(Figure record extracts)
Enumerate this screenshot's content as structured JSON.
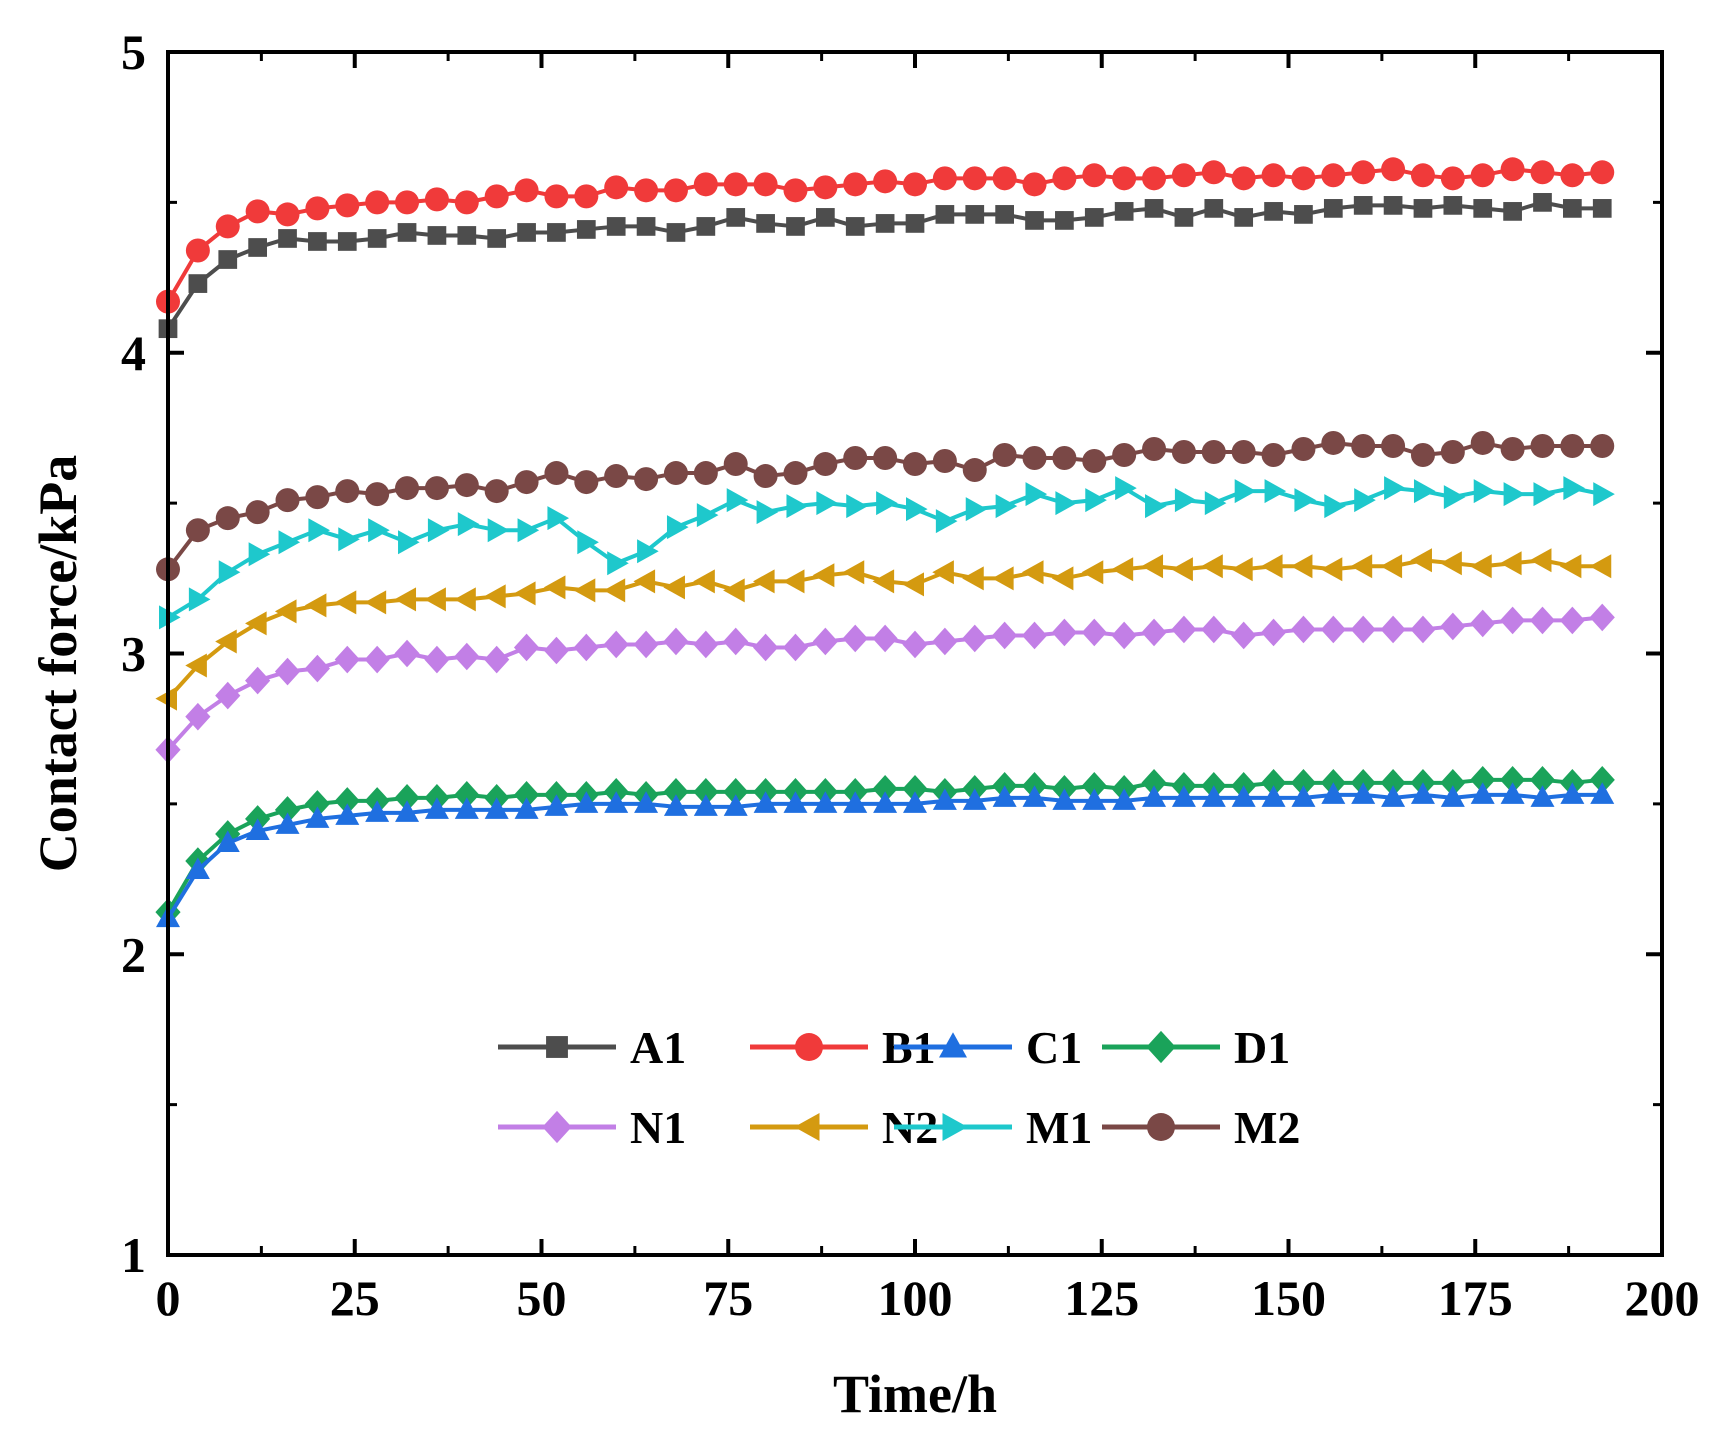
{
  "chart_data": {
    "type": "line",
    "title": "",
    "xlabel": "Time/h",
    "ylabel": "Contact force/kPa",
    "xlim": [
      0,
      200
    ],
    "ylim": [
      1,
      5
    ],
    "xticks": [
      0,
      25,
      50,
      75,
      100,
      125,
      150,
      175,
      200
    ],
    "xtick_labels": [
      "0",
      "25",
      "50",
      "75",
      "100",
      "125",
      "150",
      "175",
      "200"
    ],
    "yticks": [
      1,
      2,
      3,
      4,
      5
    ],
    "ytick_labels": [
      "1",
      "2",
      "3",
      "4",
      "5"
    ],
    "grid": false,
    "legend_position": "bottom-center",
    "x": [
      0,
      4,
      8,
      12,
      16,
      20,
      24,
      28,
      32,
      36,
      40,
      44,
      48,
      52,
      56,
      60,
      64,
      68,
      72,
      76,
      80,
      84,
      88,
      92,
      96,
      100,
      104,
      108,
      112,
      116,
      120,
      124,
      128,
      132,
      136,
      140,
      144,
      148,
      152,
      156,
      160,
      164,
      168,
      172,
      176,
      180,
      184,
      188,
      192
    ],
    "series": [
      {
        "name": "A1",
        "color": "#4d4d4d",
        "marker": "square",
        "values": [
          4.08,
          4.23,
          4.31,
          4.35,
          4.38,
          4.37,
          4.37,
          4.38,
          4.4,
          4.39,
          4.39,
          4.38,
          4.4,
          4.4,
          4.41,
          4.42,
          4.42,
          4.4,
          4.42,
          4.45,
          4.43,
          4.42,
          4.45,
          4.42,
          4.43,
          4.43,
          4.46,
          4.46,
          4.46,
          4.44,
          4.44,
          4.45,
          4.47,
          4.48,
          4.45,
          4.48,
          4.45,
          4.47,
          4.46,
          4.48,
          4.49,
          4.49,
          4.48,
          4.49,
          4.48,
          4.47,
          4.5,
          4.48,
          4.48
        ]
      },
      {
        "name": "B1",
        "color": "#f03a3a",
        "marker": "circle",
        "values": [
          4.17,
          4.34,
          4.42,
          4.47,
          4.46,
          4.48,
          4.49,
          4.5,
          4.5,
          4.51,
          4.5,
          4.52,
          4.54,
          4.52,
          4.52,
          4.55,
          4.54,
          4.54,
          4.56,
          4.56,
          4.56,
          4.54,
          4.55,
          4.56,
          4.57,
          4.56,
          4.58,
          4.58,
          4.58,
          4.56,
          4.58,
          4.59,
          4.58,
          4.58,
          4.59,
          4.6,
          4.58,
          4.59,
          4.58,
          4.59,
          4.6,
          4.61,
          4.59,
          4.58,
          4.59,
          4.61,
          4.6,
          4.59,
          4.6
        ]
      },
      {
        "name": "C1",
        "color": "#1f6fe0",
        "marker": "triangle-up",
        "values": [
          2.12,
          2.28,
          2.37,
          2.41,
          2.43,
          2.45,
          2.46,
          2.47,
          2.47,
          2.48,
          2.48,
          2.48,
          2.48,
          2.49,
          2.5,
          2.5,
          2.5,
          2.49,
          2.49,
          2.49,
          2.5,
          2.5,
          2.5,
          2.5,
          2.5,
          2.5,
          2.51,
          2.51,
          2.52,
          2.52,
          2.51,
          2.51,
          2.51,
          2.52,
          2.52,
          2.52,
          2.52,
          2.52,
          2.52,
          2.53,
          2.53,
          2.52,
          2.53,
          2.52,
          2.53,
          2.53,
          2.52,
          2.53,
          2.53
        ]
      },
      {
        "name": "D1",
        "color": "#1aa35a",
        "marker": "diamond",
        "values": [
          2.14,
          2.31,
          2.4,
          2.45,
          2.48,
          2.5,
          2.51,
          2.51,
          2.52,
          2.52,
          2.53,
          2.52,
          2.53,
          2.53,
          2.53,
          2.54,
          2.53,
          2.54,
          2.54,
          2.54,
          2.54,
          2.54,
          2.54,
          2.54,
          2.55,
          2.55,
          2.54,
          2.55,
          2.56,
          2.56,
          2.55,
          2.56,
          2.55,
          2.57,
          2.56,
          2.56,
          2.56,
          2.57,
          2.57,
          2.57,
          2.57,
          2.57,
          2.57,
          2.57,
          2.58,
          2.58,
          2.58,
          2.57,
          2.58
        ]
      },
      {
        "name": "N1",
        "color": "#c27fe6",
        "marker": "diamond",
        "values": [
          2.68,
          2.79,
          2.86,
          2.91,
          2.94,
          2.95,
          2.98,
          2.98,
          3.0,
          2.98,
          2.99,
          2.98,
          3.02,
          3.01,
          3.02,
          3.03,
          3.03,
          3.04,
          3.03,
          3.04,
          3.02,
          3.02,
          3.04,
          3.05,
          3.05,
          3.03,
          3.04,
          3.05,
          3.06,
          3.06,
          3.07,
          3.07,
          3.06,
          3.07,
          3.08,
          3.08,
          3.06,
          3.07,
          3.08,
          3.08,
          3.08,
          3.08,
          3.08,
          3.09,
          3.1,
          3.11,
          3.11,
          3.11,
          3.12
        ]
      },
      {
        "name": "N2",
        "color": "#d49a10",
        "marker": "triangle-left",
        "values": [
          2.85,
          2.96,
          3.04,
          3.1,
          3.14,
          3.16,
          3.17,
          3.17,
          3.18,
          3.18,
          3.18,
          3.19,
          3.2,
          3.22,
          3.21,
          3.21,
          3.24,
          3.22,
          3.24,
          3.21,
          3.24,
          3.24,
          3.26,
          3.27,
          3.24,
          3.23,
          3.27,
          3.25,
          3.25,
          3.27,
          3.25,
          3.27,
          3.28,
          3.29,
          3.28,
          3.29,
          3.28,
          3.29,
          3.29,
          3.28,
          3.29,
          3.29,
          3.31,
          3.3,
          3.29,
          3.3,
          3.31,
          3.29,
          3.29
        ]
      },
      {
        "name": "M1",
        "color": "#1ec8cc",
        "marker": "triangle-right",
        "values": [
          3.12,
          3.18,
          3.27,
          3.33,
          3.37,
          3.41,
          3.38,
          3.41,
          3.37,
          3.41,
          3.43,
          3.41,
          3.41,
          3.45,
          3.37,
          3.3,
          3.34,
          3.42,
          3.46,
          3.51,
          3.47,
          3.49,
          3.5,
          3.49,
          3.5,
          3.48,
          3.44,
          3.48,
          3.49,
          3.53,
          3.5,
          3.51,
          3.55,
          3.49,
          3.51,
          3.5,
          3.54,
          3.54,
          3.51,
          3.49,
          3.51,
          3.55,
          3.54,
          3.52,
          3.54,
          3.53,
          3.53,
          3.55,
          3.53
        ]
      },
      {
        "name": "M2",
        "color": "#7a4846",
        "marker": "circle",
        "values": [
          3.28,
          3.41,
          3.45,
          3.47,
          3.51,
          3.52,
          3.54,
          3.53,
          3.55,
          3.55,
          3.56,
          3.54,
          3.57,
          3.6,
          3.57,
          3.59,
          3.58,
          3.6,
          3.6,
          3.63,
          3.59,
          3.6,
          3.63,
          3.65,
          3.65,
          3.63,
          3.64,
          3.61,
          3.66,
          3.65,
          3.65,
          3.64,
          3.66,
          3.68,
          3.67,
          3.67,
          3.67,
          3.66,
          3.68,
          3.7,
          3.69,
          3.69,
          3.66,
          3.67,
          3.7,
          3.68,
          3.69,
          3.69,
          3.69
        ]
      }
    ]
  }
}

# [Given instruction]
The word "color" appears in how many lines of the data? Answer with only the number.

# [Result below]
8